*Aim of the exercise*
Retype the whole listing verbatim and keep the pictures out of it.

* START *

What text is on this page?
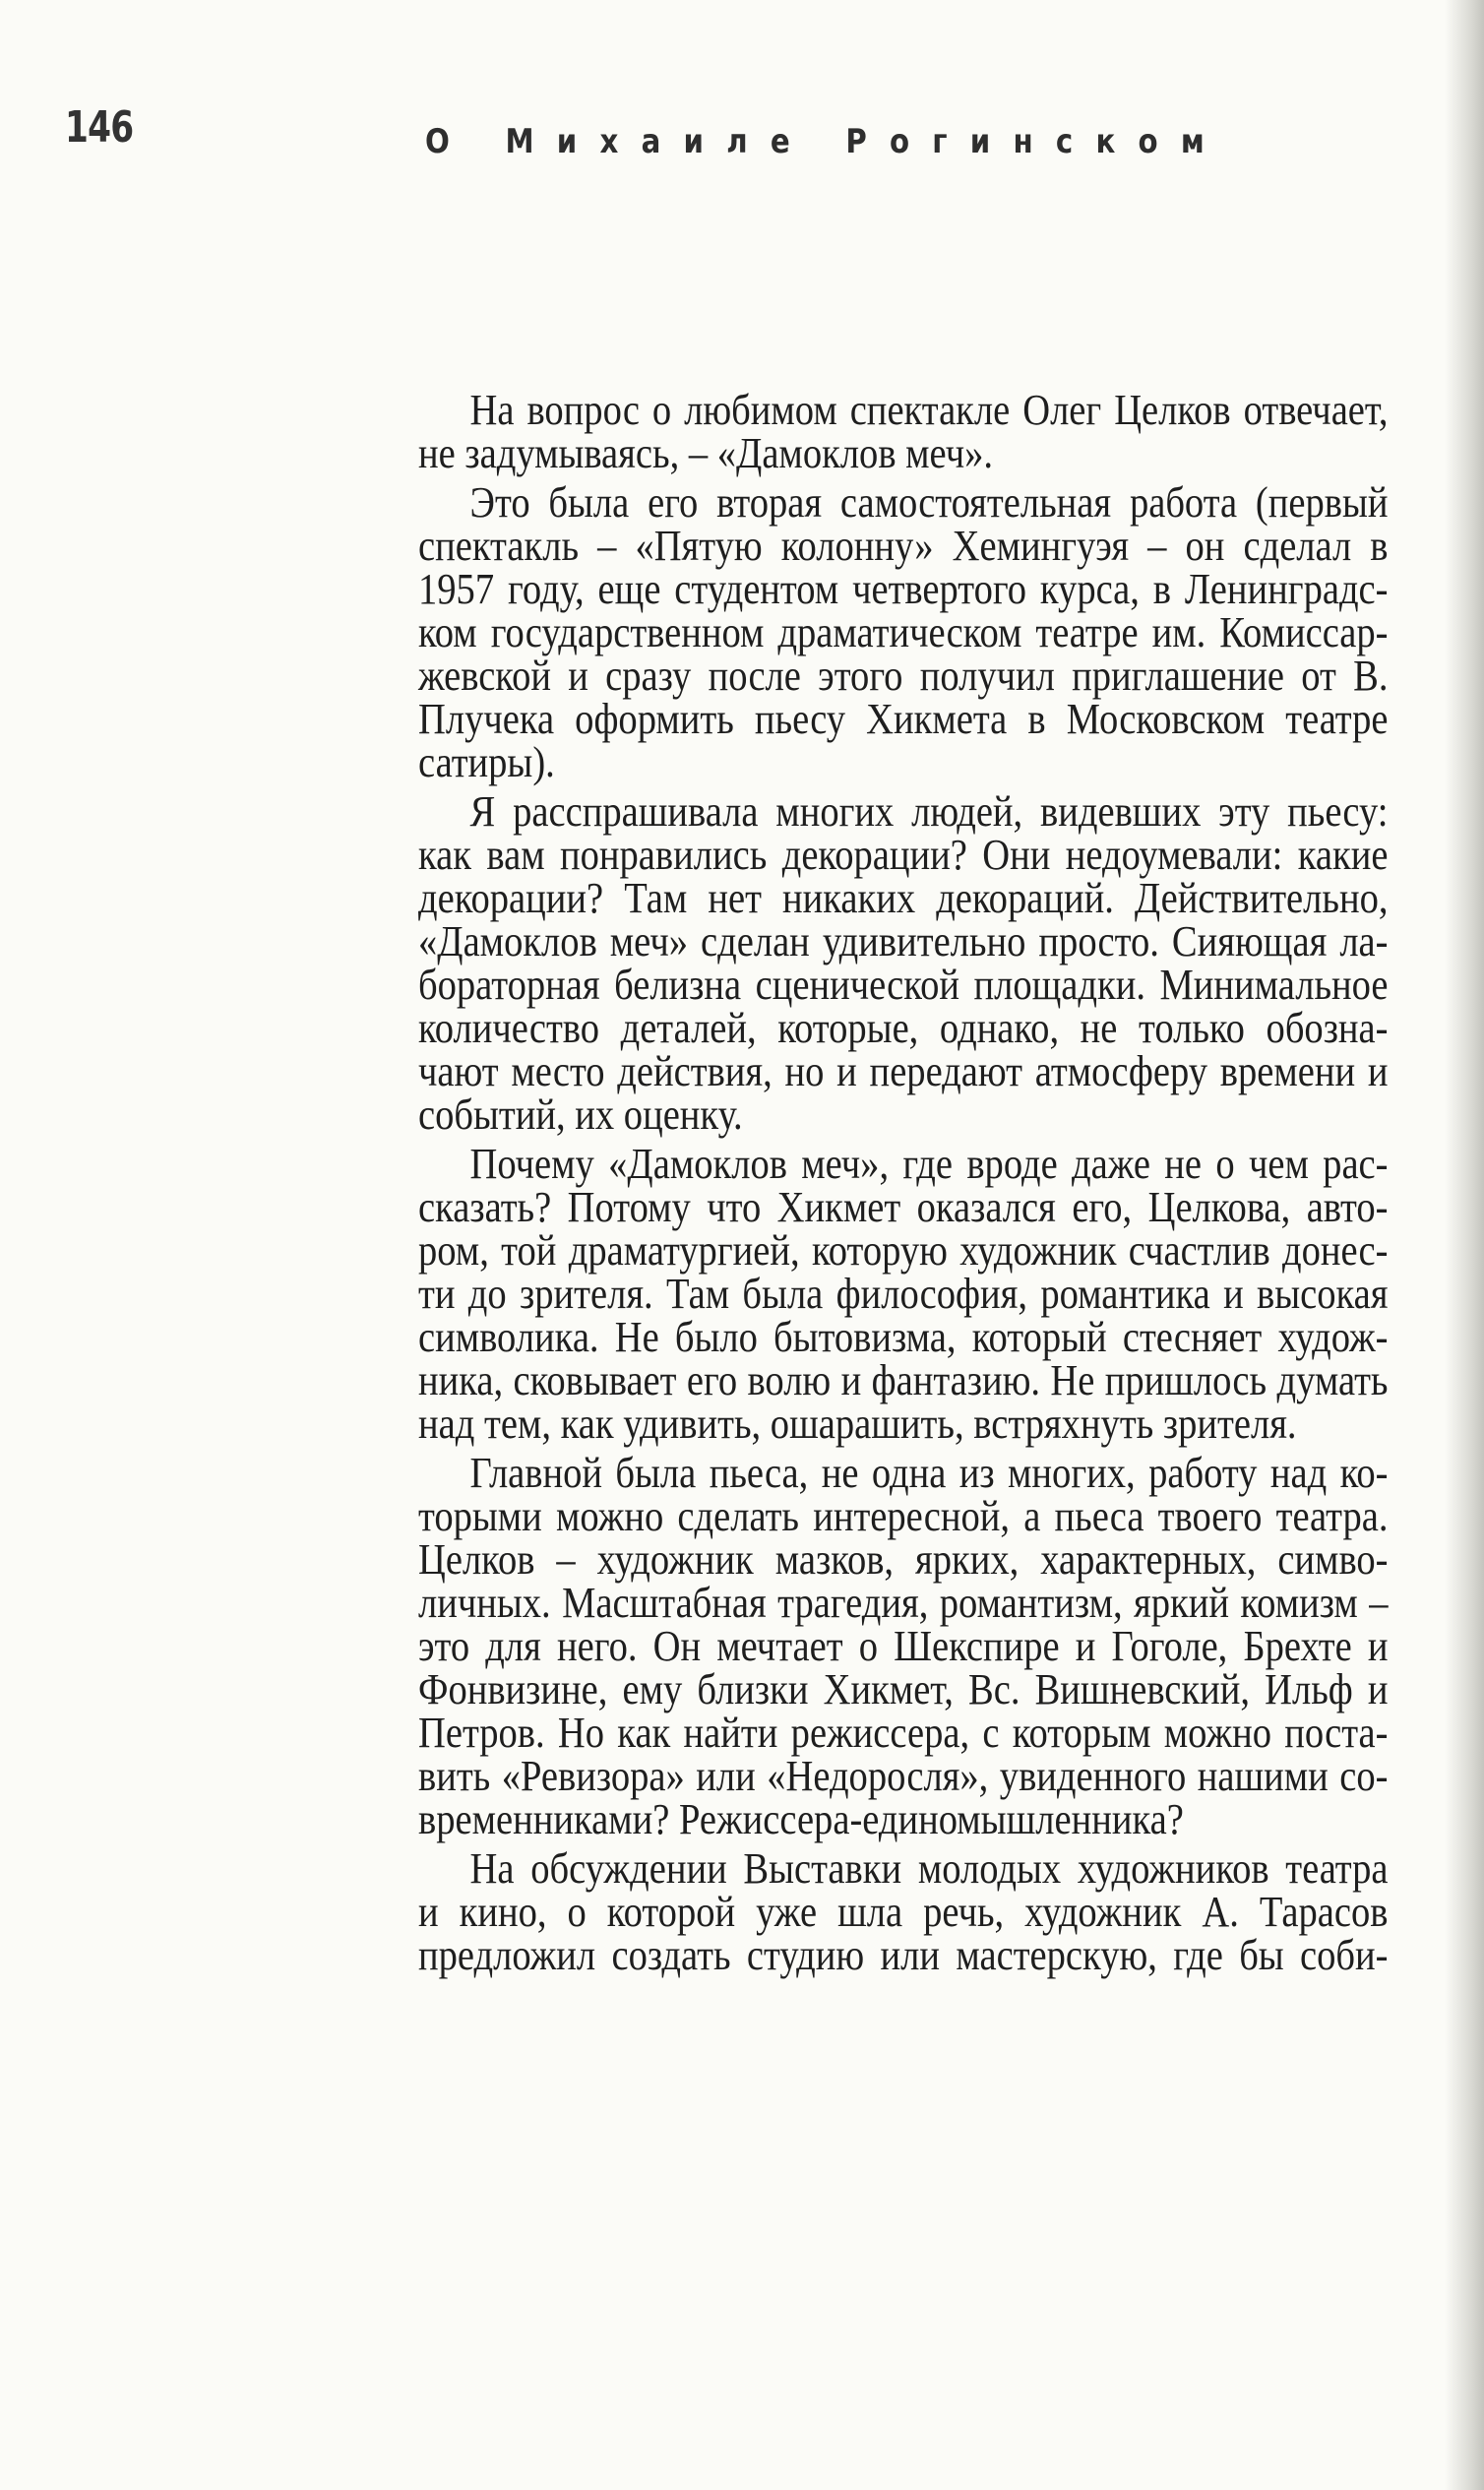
146	О Михаиле Рогинском
На вопрос о любимом спектакле Олег Целков отвечает,
не задумываясь, – «Дамоклов меч».
Это была его вторая самостоятельная работа (первый
спектакль – «Пятую колонну» Хемингуэя – он сделал в
1957 году, еще студентом четвертого курса, в Ленинградс-
ком государственном драматическом театре им. Комиссар-
жевской и сразу после этого получил приглашение от В.
Плучека оформить пьесу Хикмета в Московском театре
сатиры).
Я расспрашивала многих людей, видевших эту пьесу:
как вам понравились декорации? Они недоумевали: какие
декорации? Там нет никаких декораций. Действительно,
«Дамоклов меч» сделан удивительно просто. Сияющая ла-
бораторная белизна сценической площадки. Минимальное
количество деталей, которые, однако, не только обозна-
чают место действия, но и передают атмосферу времени и
событий, их оценку.
Почему «Дамоклов меч», где вроде даже не о чем рас-
сказать? Потому что Хикмет оказался его, Целкова, авто-
ром, той драматургией, которую художник счастлив донес-
ти до зрителя. Там была философия, романтика и высокая
символика. Не было бытовизма, который стесняет худож-
ника, сковывает его волю и фантазию. Не пришлось думать
над тем, как удивить, ошарашить, встряхнуть зрителя.
Главной была пьеса, не одна из многих, работу над ко-
торыми можно сделать интересной, а пьеса твоего театра.
Целков – художник мазков, ярких, характерных, симво-
личных. Масштабная трагедия, романтизм, яркий комизм –
это для него. Он мечтает о Шекспире и Гоголе, Брехте и
Фонвизине, ему близки Хикмет, Вс. Вишневский, Ильф и
Петров. Но как найти режиссера, с которым можно поста-
вить «Ревизора» или «Недоросля», увиденного нашими со-
временниками? Режиссера-единомышленника?
На обсуждении Выставки молодых художников театра
и кино, о которой уже шла речь, художник А. Тарасов
предложил создать студию или мастерскую, где бы соби-
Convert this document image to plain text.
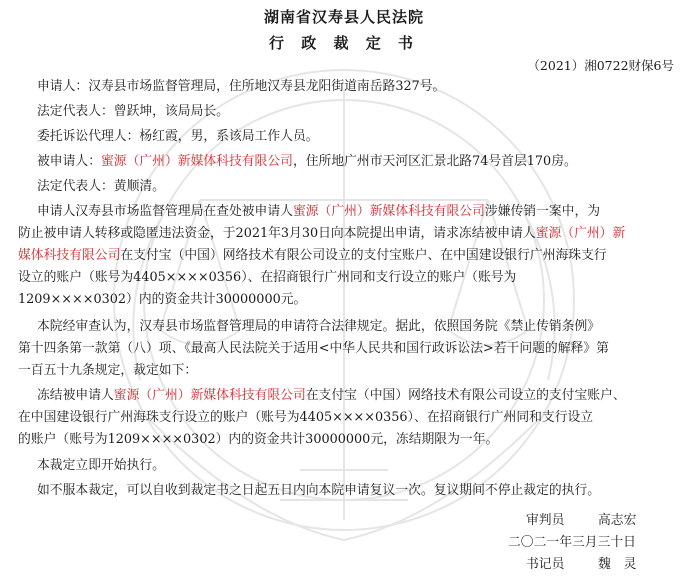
湖南省汉寿县人民法院
行 政 裁 定 书
（2021）湘0722财保6号
申请人：汉寿县市场监督管理局，住所地汉寿县龙阳街道南岳路327号。
法定代表人：曾跃坤，该局局长。
委托诉讼代理人：杨红霞，男，系该局工作人员。
被申请人：蜜源（广州）新媒体科技有限公司，住所地广州市天河区汇景北路74号首层170房。
法定代表人：黄顺清。
申请人汉寿县市场监督管理局在查处被申请人蜜源（广州）新媒体科技有限公司涉嫌传销一案中，为
防止被申请人转移或隐匿违法资金，于2021年3月30日向本院提出申请，请求冻结被申请人蜜源（广州）新
媒体科技有限公司在支付宝（中国）网络技术有限公司设立的支付宝账户、在中国建设银行广州海珠支行
设立的账户（账号为4405××××0356）、在招商银行广州同和支行设立的账户（账号为
1209××××0302）内的资金共计30000000元。
本院经审查认为，汉寿县市场监督管理局的申请符合法律规定。据此，依照国务院《禁止传销条例》
第十四条第一款第（八）项、《最高人民法院关于适用<中华人民共和国行政诉讼法>若干问题的解释》第
一百五十九条规定，裁定如下：
冻结被申请人蜜源（广州）新媒体科技有限公司在支付宝（中国）网络技术有限公司设立的支付宝账户、
在中国建设银行广州海珠支行设立的账户（账号为4405××××0356）、在招商银行广州同和支行设立
的账户（账号为1209××××0302）内的资金共计30000000元，冻结期限为一年。
本裁定立即开始执行。
如不服本裁定，可以自收到裁定书之日起五日内向本院申请复议一次。复议期间不停止裁定的执行。
审判员	高志宏
二〇二一年三月三十日
书记员	魏　灵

* END *

*Solution to this problem*
What text is on this page?
146	О Михаиле Рогинском
На вопрос о любимом спектакле Олег Целков отвечает,
не задумываясь, – «Дамоклов меч».
Это была его вторая самостоятельная работа (первый
спектакль – «Пятую колонну» Хемингуэя – он сделал в
1957 году, еще студентом четвертого курса, в Ленинградс-
ком государственном драматическом театре им. Комиссар-
жевской и сразу после этого получил приглашение от В.
Плучека оформить пьесу Хикмета в Московском театре
сатиры).
Я расспрашивала многих людей, видевших эту пьесу:
как вам понравились декорации? Они недоумевали: какие
декорации? Там нет никаких декораций. Действительно,
«Дамоклов меч» сделан удивительно просто. Сияющая ла-
бораторная белизна сценической площадки. Минимальное
количество деталей, которые, однако, не только обозна-
чают место действия, но и передают атмосферу времени и
событий, их оценку.
Почему «Дамоклов меч», где вроде даже не о чем рас-
сказать? Потому что Хикмет оказался его, Целкова, авто-
ром, той драматургией, которую художник счастлив донес-
ти до зрителя. Там была философия, романтика и высокая
символика. Не было бытовизма, который стесняет худож-
ника, сковывает его волю и фантазию. Не пришлось думать
над тем, как удивить, ошарашить, встряхнуть зрителя.
Главной была пьеса, не одна из многих, работу над ко-
торыми можно сделать интересной, а пьеса твоего театра.
Целков – художник мазков, ярких, характерных, симво-
личных. Масштабная трагедия, романтизм, яркий комизм –
это для него. Он мечтает о Шекспире и Гоголе, Брехте и
Фонвизине, ему близки Хикмет, Вс. Вишневский, Ильф и
Петров. Но как найти режиссера, с которым можно поста-
вить «Ревизора» или «Недоросля», увиденного нашими со-
временниками? Режиссера-единомышленника?
На обсуждении Выставки молодых художников театра
и кино, о которой уже шла речь, художник А. Тарасов
предложил создать студию или мастерскую, где бы соби-
Convert this document image to plain text.
湖南省汉寿县人民法院
行 政 裁 定 书
（2021）湘0722财保6号
申请人：汉寿县市场监督管理局，住所地汉寿县龙阳街道南岳路327号。
法定代表人：曾跃坤，该局局长。
委托诉讼代理人：杨红霞，男，系该局工作人员。
被申请人：蜜源（广州）新媒体科技有限公司，住所地广州市天河区汇景北路74号首层170房。
法定代表人：黄顺清。
申请人汉寿县市场监督管理局在查处被申请人蜜源（广州）新媒体科技有限公司涉嫌传销一案中，为
防止被申请人转移或隐匿违法资金，于2021年3月30日向本院提出申请，请求冻结被申请人蜜源（广州）新
媒体科技有限公司在支付宝（中国）网络技术有限公司设立的支付宝账户、在中国建设银行广州海珠支行
设立的账户（账号为4405××××0356）、在招商银行广州同和支行设立的账户（账号为
1209××××0302）内的资金共计30000000元。
本院经审查认为，汉寿县市场监督管理局的申请符合法律规定。据此，依照国务院《禁止传销条例》
第十四条第一款第（八）项、《最高人民法院关于适用<中华人民共和国行政诉讼法>若干问题的解释》第
一百五十九条规定，裁定如下：
冻结被申请人蜜源（广州）新媒体科技有限公司在支付宝（中国）网络技术有限公司设立的支付宝账户、
在中国建设银行广州海珠支行设立的账户（账号为4405××××0356）、在招商银行广州同和支行设立
的账户（账号为1209××××0302）内的资金共计30000000元，冻结期限为一年。
本裁定立即开始执行。
如不服本裁定，可以自收到裁定书之日起五日内向本院申请复议一次。复议期间不停止裁定的执行。
审判员	高志宏
二〇二一年三月三十日
书记员	魏　灵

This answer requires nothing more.